Stored data
++++++++++++++++++++

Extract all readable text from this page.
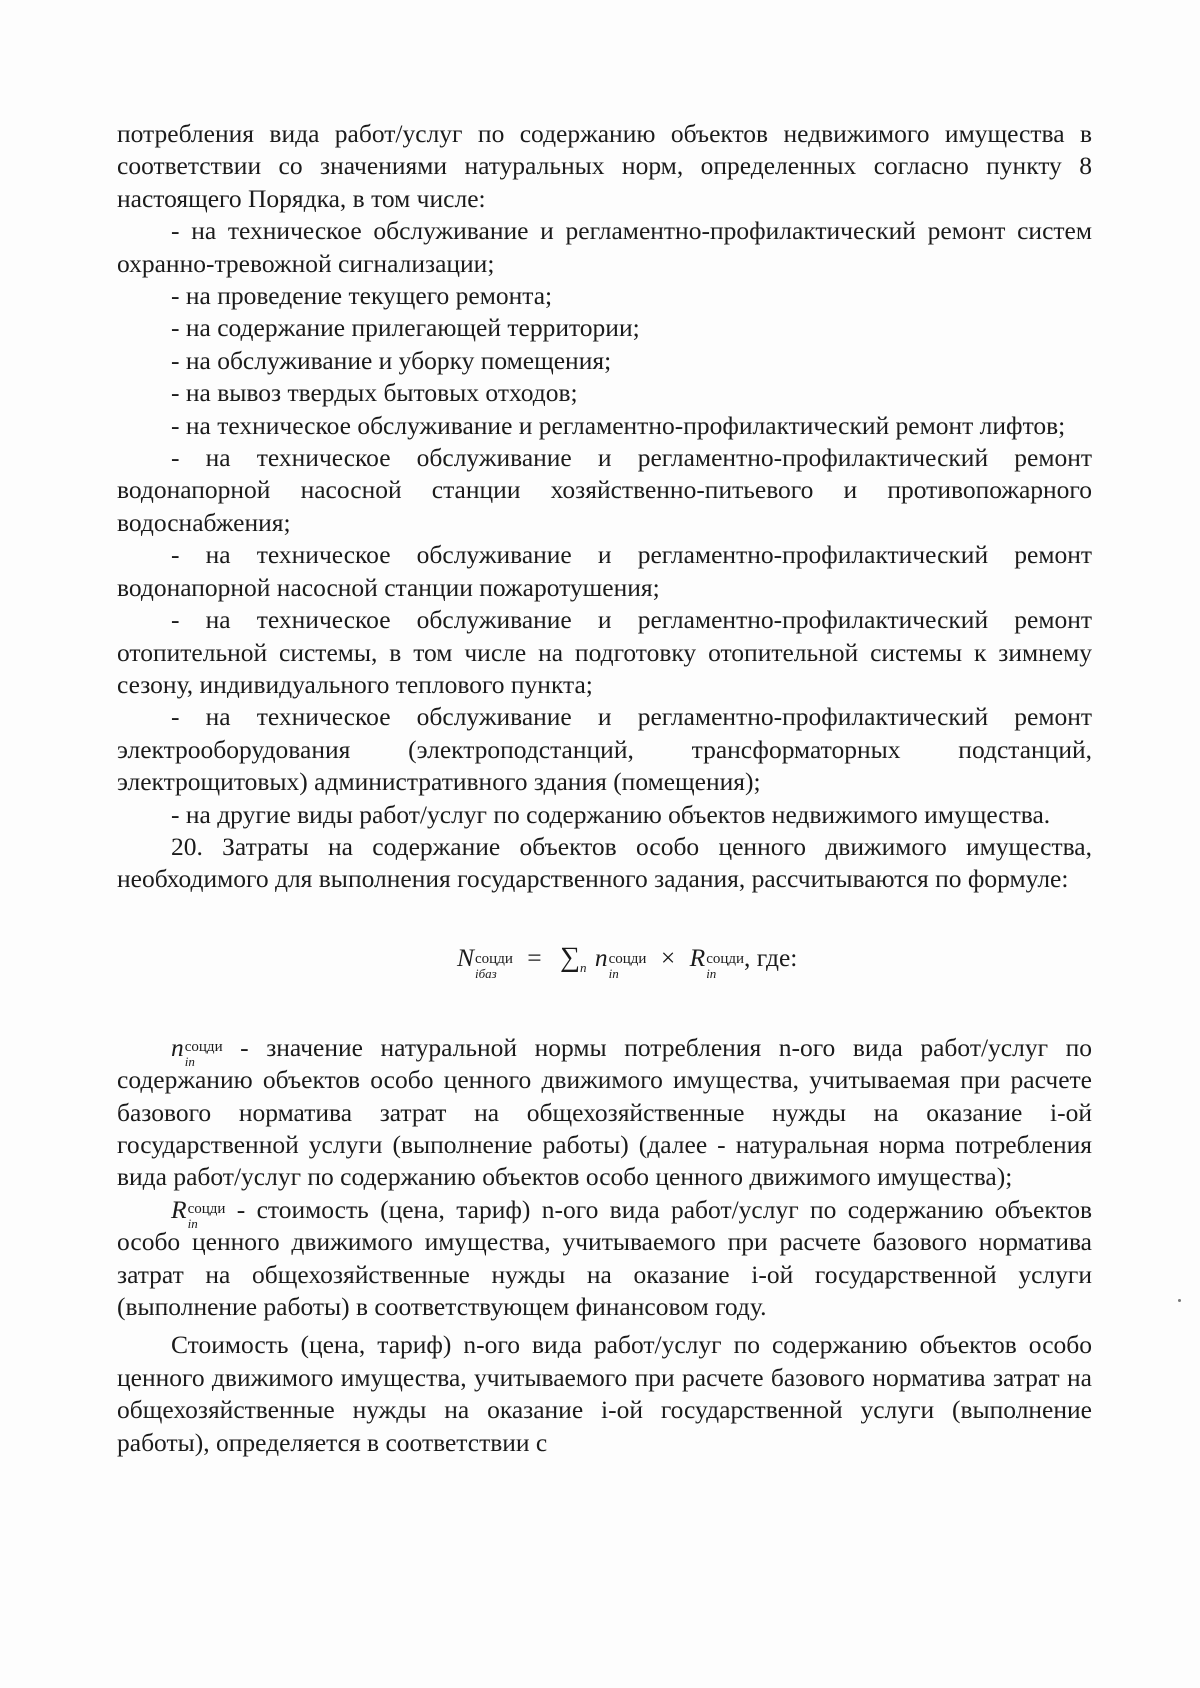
потребления вида работ/услуг по содержанию объектов недвижимого имущества в соответствии со значениями натуральных норм, определенных согласно пункту 8 настоящего Порядка, в том числе:

- на техническое обслуживание и регламентно-профилактический ремонт систем охранно-тревожной сигнализации;

- на проведение текущего ремонта;

- на содержание прилегающей территории;

- на обслуживание и уборку помещения;

- на вывоз твердых бытовых отходов;

- на техническое обслуживание и регламентно-профилактический ремонт лифтов;

- на техническое обслуживание и регламентно-профилактический ремонт водонапорной насосной станции хозяйственно-питьевого и противопожарного водоснабжения;

- на техническое обслуживание и регламентно-профилактический ремонт водонапорной насосной станции пожаротушения;

- на техническое обслуживание и регламентно-профилактический ремонт отопительной системы, в том числе на подготовку отопительной системы к зимнему сезону, индивидуального теплового пункта;

- на техническое обслуживание и регламентно-профилактический ремонт электрооборудования (электроподстанций, трансформаторных подстанций, электрощитовых) административного здания (помещения);

- на другие виды работ/услуг по содержанию объектов недвижимого имущества.

20. Затраты на содержание объектов особо ценного движимого имущества, необходимого для выполнения государственного задания, рассчитываются по формуле:

N соцди
iбаз
= $\sum_n$ n соцди
in
× R соцди
in
, где:

n соцди
in	- значение натуральной нормы потребления n-ого вида работ/услуг по содержанию объектов особо ценного движимого имущества, учитываемая при расчете базового норматива затрат на общехозяйственные нужды на оказание i-ой государственной услуги (выполнение работы) (далее - натуральная норма потребления вида работ/услуг по содержанию объектов особо ценного движимого имущества);

R соцди
in	- стоимость (цена, тариф) n-ого вида работ/услуг по содержанию объектов особо ценного движимого имущества, учитываемого при расчете базового норматива затрат на общехозяйственные нужды на оказание i-ой государственной услуги (выполнение работы) в соответствующем финансовом году.

Стоимость (цена, тариф) n-ого вида работ/услуг по содержанию объектов особо ценного движимого имущества, учитываемого при расчете базового норматива затрат на общехозяйственные нужды на оказание i-ой государственной услуги (выполнение работы), определяется в соответствии с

++++++++++++++++++++

With the pictures left out, transcribe the material exactly.

Extract all readable text from this page.
потребления вида работ/услуг по содержанию объектов недвижимого имущества в соответствии со значениями натуральных норм, определенных согласно пункту 8 настоящего Порядка, в том числе:

- на техническое обслуживание и регламентно-профилактический ремонт систем охранно-тревожной сигнализации;

- на проведение текущего ремонта;

- на содержание прилегающей территории;

- на обслуживание и уборку помещения;

- на вывоз твердых бытовых отходов;

- на техническое обслуживание и регламентно-профилактический ремонт лифтов;

- на техническое обслуживание и регламентно-профилактический ремонт водонапорной насосной станции хозяйственно-питьевого и противопожарного водоснабжения;

- на техническое обслуживание и регламентно-профилактический ремонт водонапорной насосной станции пожаротушения;

- на техническое обслуживание и регламентно-профилактический ремонт отопительной системы, в том числе на подготовку отопительной системы к зимнему сезону, индивидуального теплового пункта;

- на техническое обслуживание и регламентно-профилактический ремонт электрооборудования (электроподстанций, трансформаторных подстанций, электрощитовых) административного здания (помещения);

- на другие виды работ/услуг по содержанию объектов недвижимого имущества.

20. Затраты на содержание объектов особо ценного движимого имущества, необходимого для выполнения государственного задания, рассчитываются по формуле:

N соцди
iбаз
= $\sum_n$ n соцди
in
× R соцди
in
, где:

n соцди
in	- значение натуральной нормы потребления n-ого вида работ/услуг по содержанию объектов особо ценного движимого имущества, учитываемая при расчете базового норматива затрат на общехозяйственные нужды на оказание i-ой государственной услуги (выполнение работы) (далее - натуральная норма потребления вида работ/услуг по содержанию объектов особо ценного движимого имущества);

R соцди
in	- стоимость (цена, тариф) n-ого вида работ/услуг по содержанию объектов особо ценного движимого имущества, учитываемого при расчете базового норматива затрат на общехозяйственные нужды на оказание i-ой государственной услуги (выполнение работы) в соответствующем финансовом году.

Стоимость (цена, тариф) n-ого вида работ/услуг по содержанию объектов особо ценного движимого имущества, учитываемого при расчете базового норматива затрат на общехозяйственные нужды на оказание i-ой государственной услуги (выполнение работы), определяется в соответствии с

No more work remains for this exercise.